[Layout annotation data]
Begin

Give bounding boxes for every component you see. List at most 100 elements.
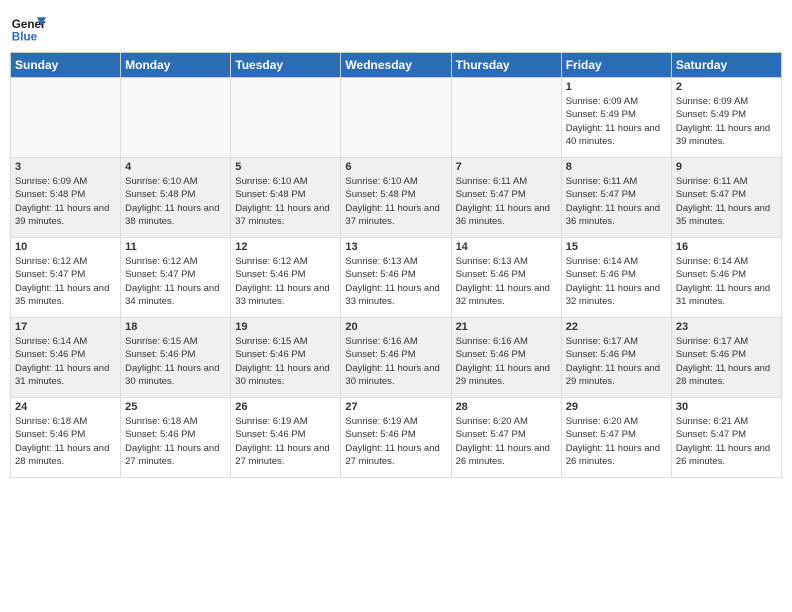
day-number: 1 <box>566 81 667 93</box>
day-info: Sunrise: 6:17 AM Sunset: 5:46 PM Dayligh… <box>566 335 667 388</box>
header-saturday: Saturday <box>671 53 781 78</box>
day-info: Sunrise: 6:17 AM Sunset: 5:46 PM Dayligh… <box>676 335 777 388</box>
day-info: Sunrise: 6:09 AM Sunset: 5:48 PM Dayligh… <box>15 175 116 228</box>
day-info: Sunrise: 6:11 AM Sunset: 5:47 PM Dayligh… <box>456 175 557 228</box>
day-number: 13 <box>345 241 446 253</box>
header: General Blue <box>10 10 782 46</box>
calendar-cell <box>121 78 231 158</box>
day-number: 23 <box>676 321 777 333</box>
calendar-cell: 15 Sunrise: 6:14 AM Sunset: 5:46 PM Dayli… <box>561 238 671 318</box>
calendar-cell: 3 Sunrise: 6:09 AM Sunset: 5:48 PM Daylig… <box>11 158 121 238</box>
day-info: Sunrise: 6:10 AM Sunset: 5:48 PM Dayligh… <box>125 175 226 228</box>
day-info: Sunrise: 6:10 AM Sunset: 5:48 PM Dayligh… <box>235 175 336 228</box>
week-row-3: 10 Sunrise: 6:12 AM Sunset: 5:47 PM Dayli… <box>11 238 782 318</box>
calendar-cell: 4 Sunrise: 6:10 AM Sunset: 5:48 PM Daylig… <box>121 158 231 238</box>
day-info: Sunrise: 6:14 AM Sunset: 5:46 PM Dayligh… <box>566 255 667 308</box>
day-info: Sunrise: 6:14 AM Sunset: 5:46 PM Dayligh… <box>15 335 116 388</box>
header-monday: Monday <box>121 53 231 78</box>
day-number: 18 <box>125 321 226 333</box>
day-number: 22 <box>566 321 667 333</box>
day-number: 29 <box>566 401 667 413</box>
calendar-cell: 26 Sunrise: 6:19 AM Sunset: 5:46 PM Dayli… <box>231 398 341 478</box>
day-number: 17 <box>15 321 116 333</box>
day-info: Sunrise: 6:12 AM Sunset: 5:47 PM Dayligh… <box>15 255 116 308</box>
calendar-cell: 11 Sunrise: 6:12 AM Sunset: 5:47 PM Dayli… <box>121 238 231 318</box>
day-info: Sunrise: 6:15 AM Sunset: 5:46 PM Dayligh… <box>125 335 226 388</box>
header-wednesday: Wednesday <box>341 53 451 78</box>
calendar-cell: 2 Sunrise: 6:09 AM Sunset: 5:49 PM Daylig… <box>671 78 781 158</box>
calendar-cell <box>231 78 341 158</box>
day-info: Sunrise: 6:11 AM Sunset: 5:47 PM Dayligh… <box>566 175 667 228</box>
day-info: Sunrise: 6:19 AM Sunset: 5:46 PM Dayligh… <box>345 415 446 468</box>
day-info: Sunrise: 6:14 AM Sunset: 5:46 PM Dayligh… <box>676 255 777 308</box>
day-number: 4 <box>125 161 226 173</box>
day-number: 28 <box>456 401 557 413</box>
week-row-4: 17 Sunrise: 6:14 AM Sunset: 5:46 PM Dayli… <box>11 318 782 398</box>
day-info: Sunrise: 6:19 AM Sunset: 5:46 PM Dayligh… <box>235 415 336 468</box>
day-info: Sunrise: 6:18 AM Sunset: 5:46 PM Dayligh… <box>15 415 116 468</box>
day-info: Sunrise: 6:09 AM Sunset: 5:49 PM Dayligh… <box>566 95 667 148</box>
day-info: Sunrise: 6:12 AM Sunset: 5:47 PM Dayligh… <box>125 255 226 308</box>
day-number: 21 <box>456 321 557 333</box>
calendar-cell: 28 Sunrise: 6:20 AM Sunset: 5:47 PM Dayli… <box>451 398 561 478</box>
logo-icon: General Blue <box>10 10 46 46</box>
calendar-cell: 19Sunrise: 6:15 AM Sunset: 5:46 PM Dayli… <box>231 318 341 398</box>
header-tuesday: Tuesday <box>231 53 341 78</box>
calendar-cell: 18 Sunrise: 6:15 AM Sunset: 5:46 PM Dayli… <box>121 318 231 398</box>
calendar-cell: 8Sunrise: 6:11 AM Sunset: 5:47 PM Daylig… <box>561 158 671 238</box>
day-number: 26 <box>235 401 336 413</box>
day-number: 12 <box>235 241 336 253</box>
calendar-header-row: SundayMondayTuesdayWednesdayThursdayFrid… <box>11 53 782 78</box>
week-row-5: 24 Sunrise: 6:18 AM Sunset: 5:46 PM Dayli… <box>11 398 782 478</box>
day-number: 27 <box>345 401 446 413</box>
day-info: Sunrise: 6:09 AM Sunset: 5:49 PM Dayligh… <box>676 95 777 148</box>
calendar-cell: 29Sunrise: 6:20 AM Sunset: 5:47 PM Dayli… <box>561 398 671 478</box>
day-number: 11 <box>125 241 226 253</box>
day-info: Sunrise: 6:10 AM Sunset: 5:48 PM Dayligh… <box>345 175 446 228</box>
day-number: 5 <box>235 161 336 173</box>
day-number: 24 <box>15 401 116 413</box>
day-number: 16 <box>676 241 777 253</box>
calendar-cell: 10 Sunrise: 6:12 AM Sunset: 5:47 PM Dayli… <box>11 238 121 318</box>
calendar-cell: 16 Sunrise: 6:14 AM Sunset: 5:46 PM Dayli… <box>671 238 781 318</box>
day-info: Sunrise: 6:20 AM Sunset: 5:47 PM Dayligh… <box>456 415 557 468</box>
calendar-cell: 13 Sunrise: 6:13 AM Sunset: 5:46 PM Dayli… <box>341 238 451 318</box>
calendar-cell <box>11 78 121 158</box>
day-number: 9 <box>676 161 777 173</box>
day-number: 25 <box>125 401 226 413</box>
day-number: 3 <box>15 161 116 173</box>
day-number: 15 <box>566 241 667 253</box>
day-info: Sunrise: 6:13 AM Sunset: 5:46 PM Dayligh… <box>345 255 446 308</box>
calendar-cell: 24 Sunrise: 6:18 AM Sunset: 5:46 PM Dayli… <box>11 398 121 478</box>
calendar-cell: 30Sunrise: 6:21 AM Sunset: 5:47 PM Dayli… <box>671 398 781 478</box>
calendar-cell: 9Sunrise: 6:11 AM Sunset: 5:47 PM Daylig… <box>671 158 781 238</box>
calendar-cell: 27 Sunrise: 6:19 AM Sunset: 5:46 PM Dayli… <box>341 398 451 478</box>
calendar-cell: 17 Sunrise: 6:14 AM Sunset: 5:46 PM Dayli… <box>11 318 121 398</box>
calendar-cell: 20 Sunrise: 6:16 AM Sunset: 5:46 PM Dayli… <box>341 318 451 398</box>
day-info: Sunrise: 6:15 AM Sunset: 5:46 PM Dayligh… <box>235 335 336 388</box>
day-info: Sunrise: 6:16 AM Sunset: 5:46 PM Dayligh… <box>345 335 446 388</box>
day-number: 2 <box>676 81 777 93</box>
day-number: 10 <box>15 241 116 253</box>
header-sunday: Sunday <box>11 53 121 78</box>
day-info: Sunrise: 6:18 AM Sunset: 5:46 PM Dayligh… <box>125 415 226 468</box>
calendar-cell: 25 Sunrise: 6:18 AM Sunset: 5:46 PM Dayli… <box>121 398 231 478</box>
day-number: 20 <box>345 321 446 333</box>
day-info: Sunrise: 6:13 AM Sunset: 5:46 PM Dayligh… <box>456 255 557 308</box>
calendar-table: SundayMondayTuesdayWednesdayThursdayFrid… <box>10 52 782 478</box>
day-number: 6 <box>345 161 446 173</box>
day-number: 14 <box>456 241 557 253</box>
header-friday: Friday <box>561 53 671 78</box>
day-info: Sunrise: 6:12 AM Sunset: 5:46 PM Dayligh… <box>235 255 336 308</box>
week-row-2: 3 Sunrise: 6:09 AM Sunset: 5:48 PM Daylig… <box>11 158 782 238</box>
day-info: Sunrise: 6:21 AM Sunset: 5:47 PM Dayligh… <box>676 415 777 468</box>
calendar-cell: 6 Sunrise: 6:10 AM Sunset: 5:48 PM Daylig… <box>341 158 451 238</box>
calendar-cell: 7Sunrise: 6:11 AM Sunset: 5:47 PM Daylig… <box>451 158 561 238</box>
calendar-cell: 12 Sunrise: 6:12 AM Sunset: 5:46 PM Dayli… <box>231 238 341 318</box>
calendar-cell: 1 Sunrise: 6:09 AM Sunset: 5:49 PM Daylig… <box>561 78 671 158</box>
week-row-1: 1 Sunrise: 6:09 AM Sunset: 5:49 PM Daylig… <box>11 78 782 158</box>
calendar-cell: 21Sunrise: 6:16 AM Sunset: 5:46 PM Dayli… <box>451 318 561 398</box>
calendar-cell: 22 Sunrise: 6:17 AM Sunset: 5:46 PM Dayli… <box>561 318 671 398</box>
svg-text:Blue: Blue <box>12 31 38 44</box>
calendar-cell <box>451 78 561 158</box>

End

> _Do this_
Copy out the lines of the material from the line with "day-number: 1 <box>566 81 667 93</box>" to the line with "header-monday: Monday <box>121", both included, without changing a character.

> _Solution to this task_
day-number: 1 <box>566 81 667 93</box>
day-info: Sunrise: 6:17 AM Sunset: 5:46 PM Dayligh… <box>566 335 667 388</box>
header-saturday: Saturday <box>671 53 781 78</box>
day-info: Sunrise: 6:17 AM Sunset: 5:46 PM Dayligh… <box>676 335 777 388</box>
day-info: Sunrise: 6:09 AM Sunset: 5:48 PM Dayligh… <box>15 175 116 228</box>
day-info: Sunrise: 6:11 AM Sunset: 5:47 PM Dayligh… <box>456 175 557 228</box>
day-number: 13 <box>345 241 446 253</box>
header: General Blue <box>10 10 782 46</box>
calendar-cell <box>121 78 231 158</box>
day-number: 23 <box>676 321 777 333</box>
calendar-cell: 15 Sunrise: 6:14 AM Sunset: 5:46 PM Dayli… <box>561 238 671 318</box>
calendar-cell: 3 Sunrise: 6:09 AM Sunset: 5:48 PM Daylig… <box>11 158 121 238</box>
day-info: Sunrise: 6:10 AM Sunset: 5:48 PM Dayligh… <box>125 175 226 228</box>
day-info: Sunrise: 6:10 AM Sunset: 5:48 PM Dayligh… <box>235 175 336 228</box>
week-row-3: 10 Sunrise: 6:12 AM Sunset: 5:47 PM Dayli… <box>11 238 782 318</box>
calendar-cell: 4 Sunrise: 6:10 AM Sunset: 5:48 PM Daylig… <box>121 158 231 238</box>
day-info: Sunrise: 6:14 AM Sunset: 5:46 PM Dayligh… <box>566 255 667 308</box>
day-info: Sunrise: 6:14 AM Sunset: 5:46 PM Dayligh… <box>15 335 116 388</box>
header-monday: Monday <box>121 53 231 78</box>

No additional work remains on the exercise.